Stated problem: Pull each line holding the word "dieses" from the data.

▬▬▬▬▬▬▬▬▬▬

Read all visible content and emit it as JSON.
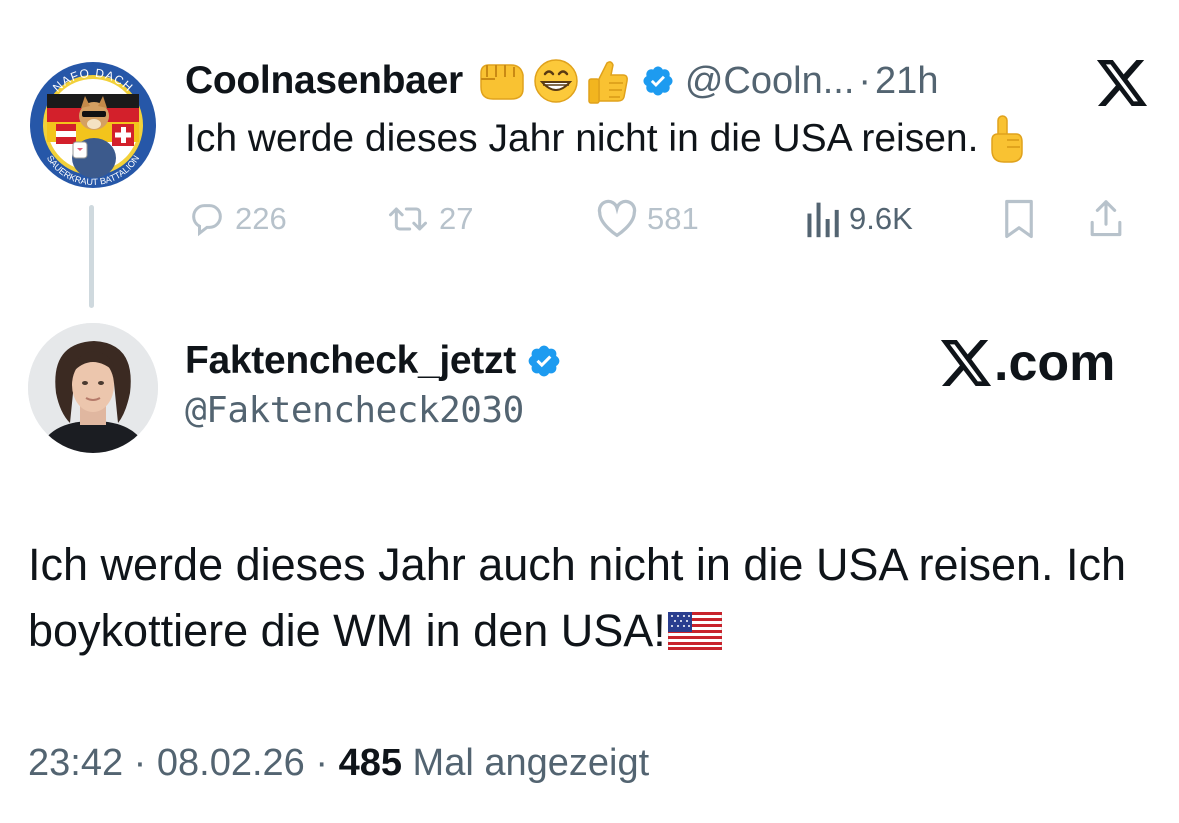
{
  "parent_tweet": {
    "avatar": {
      "ring_top": "NAFO DACH",
      "ring_bottom": "SAUERKRAUT BATTALION"
    },
    "display_name": "Coolnasenbaer",
    "name_emojis": [
      "fist-emoji",
      "grinning-face-emoji",
      "thumbs-up-emoji"
    ],
    "handle": "@Cooln...",
    "separator": "·",
    "time": "21h",
    "text": "Ich werde dieses Jahr nicht in die USA reisen.",
    "text_emoji": "index-pointing-up-emoji",
    "actions": {
      "replies": "226",
      "reposts": "27",
      "likes": "581",
      "views": "9.6K"
    }
  },
  "reply_tweet": {
    "display_name": "Faktencheck_jetzt",
    "handle": "@Faktencheck2030",
    "brand_label": ".com",
    "body": "Ich werde dieses Jahr auch nicht in die USA reisen. Ich boykottiere die WM in den USA!",
    "body_emoji": "us-flag-emoji",
    "time": "23:42",
    "date": "08.02.26",
    "views_count": "485",
    "views_label": "Mal angezeigt",
    "separator": "·"
  },
  "colors": {
    "verified_blue": "#1d9bf0",
    "secondary_text": "#536471",
    "primary_text": "#0f1419",
    "thread_line": "#cfd9de"
  }
}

▬▬▬▬▬▬▬▬▬▬

Problem solution:
    "text": "Ich werde dieses Jahr nicht in die USA reisen.",
    "body": "Ich werde dieses Jahr auch nicht in die USA reisen. Ich boykottiere die WM in den USA!",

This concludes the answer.